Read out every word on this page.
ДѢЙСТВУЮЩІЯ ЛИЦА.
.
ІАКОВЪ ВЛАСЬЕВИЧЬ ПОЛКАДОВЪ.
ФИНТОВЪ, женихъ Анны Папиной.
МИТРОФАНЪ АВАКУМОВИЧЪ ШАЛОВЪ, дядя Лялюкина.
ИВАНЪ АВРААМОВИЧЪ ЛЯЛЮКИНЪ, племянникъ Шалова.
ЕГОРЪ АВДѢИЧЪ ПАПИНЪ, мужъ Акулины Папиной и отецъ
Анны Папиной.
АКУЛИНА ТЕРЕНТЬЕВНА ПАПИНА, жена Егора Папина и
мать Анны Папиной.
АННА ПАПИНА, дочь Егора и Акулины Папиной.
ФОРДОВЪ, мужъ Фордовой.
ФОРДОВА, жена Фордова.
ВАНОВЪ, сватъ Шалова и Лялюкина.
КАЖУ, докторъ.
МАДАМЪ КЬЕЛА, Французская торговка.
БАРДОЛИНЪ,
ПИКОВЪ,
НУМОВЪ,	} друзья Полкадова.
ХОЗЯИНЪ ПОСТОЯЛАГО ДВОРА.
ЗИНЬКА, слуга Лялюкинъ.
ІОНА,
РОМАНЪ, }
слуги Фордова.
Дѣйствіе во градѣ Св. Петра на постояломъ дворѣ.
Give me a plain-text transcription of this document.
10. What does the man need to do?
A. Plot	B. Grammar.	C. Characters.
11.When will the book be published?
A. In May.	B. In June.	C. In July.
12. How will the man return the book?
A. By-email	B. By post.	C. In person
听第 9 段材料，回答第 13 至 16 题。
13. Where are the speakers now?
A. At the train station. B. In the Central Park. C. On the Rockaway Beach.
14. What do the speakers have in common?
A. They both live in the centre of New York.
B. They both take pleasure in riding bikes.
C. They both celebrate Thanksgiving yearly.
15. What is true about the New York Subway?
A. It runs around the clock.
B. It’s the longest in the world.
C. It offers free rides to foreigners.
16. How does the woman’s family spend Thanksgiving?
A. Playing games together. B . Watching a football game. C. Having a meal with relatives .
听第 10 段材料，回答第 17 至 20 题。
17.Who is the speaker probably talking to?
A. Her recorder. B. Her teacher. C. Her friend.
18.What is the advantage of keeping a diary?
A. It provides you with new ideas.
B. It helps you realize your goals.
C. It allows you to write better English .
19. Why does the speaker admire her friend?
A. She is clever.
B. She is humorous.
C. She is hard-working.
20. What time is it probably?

* * *

THE EXERCISE ::
From the first line to the last, please quote the material above exactly.

SOLUTION FOR THIS PROBLEM ::
Read out every word on this page.
ДѢЙСТВУЮЩІЯ ЛИЦА.
.
ІАКОВЪ ВЛАСЬЕВИЧЬ ПОЛКАДОВЪ.
ФИНТОВЪ, женихъ Анны Папиной.
МИТРОФАНЪ АВАКУМОВИЧЪ ШАЛОВЪ, дядя Лялюкина.
ИВАНЪ АВРААМОВИЧЪ ЛЯЛЮКИНЪ, племянникъ Шалова.
ЕГОРЪ АВДѢИЧЪ ПАПИНЪ, мужъ Акулины Папиной и отецъ
Анны Папиной.
АКУЛИНА ТЕРЕНТЬЕВНА ПАПИНА, жена Егора Папина и
мать Анны Папиной.
АННА ПАПИНА, дочь Егора и Акулины Папиной.
ФОРДОВЪ, мужъ Фордовой.
ФОРДОВА, жена Фордова.
ВАНОВЪ, сватъ Шалова и Лялюкина.
КАЖУ, докторъ.
МАДАМЪ КЬЕЛА, Французская торговка.
БАРДОЛИНЪ,
ПИКОВЪ,
НУМОВЪ,	} друзья Полкадова.
ХОЗЯИНЪ ПОСТОЯЛАГО ДВОРА.
ЗИНЬКА, слуга Лялюкинъ.
ІОНА,
РОМАНЪ, }
слуги Фордова.
Дѣйствіе во градѣ Св. Петра на постояломъ дворѣ.
Give me a plain-text transcription of this document.
10. What does the man need to do?
A. Plot	B. Grammar.	C. Characters.
11.When will the book be published?
A. In May.	B. In June.	C. In July.
12. How will the man return the book?
A. By-email	B. By post.	C. In person
听第 9 段材料，回答第 13 至 16 题。
13. Where are the speakers now?
A. At the train station. B. In the Central Park. C. On the Rockaway Beach.
14. What do the speakers have in common?
A. They both live in the centre of New York.
B. They both take pleasure in riding bikes.
C. They both celebrate Thanksgiving yearly.
15. What is true about the New York Subway?
A. It runs around the clock.
B. It’s the longest in the world.
C. It offers free rides to foreigners.
16. How does the woman’s family spend Thanksgiving?
A. Playing games together. B . Watching a football game. C. Having a meal with relatives .
听第 10 段材料，回答第 17 至 20 题。
17.Who is the speaker probably talking to?
A. Her recorder. B. Her teacher. C. Her friend.
18.What is the advantage of keeping a diary?
A. It provides you with new ideas.
B. It helps you realize your goals.
C. It allows you to write better English .
19. Why does the speaker admire her friend?
A. She is clever.
B. She is humorous.
C. She is hard-working.
20. What time is it probably?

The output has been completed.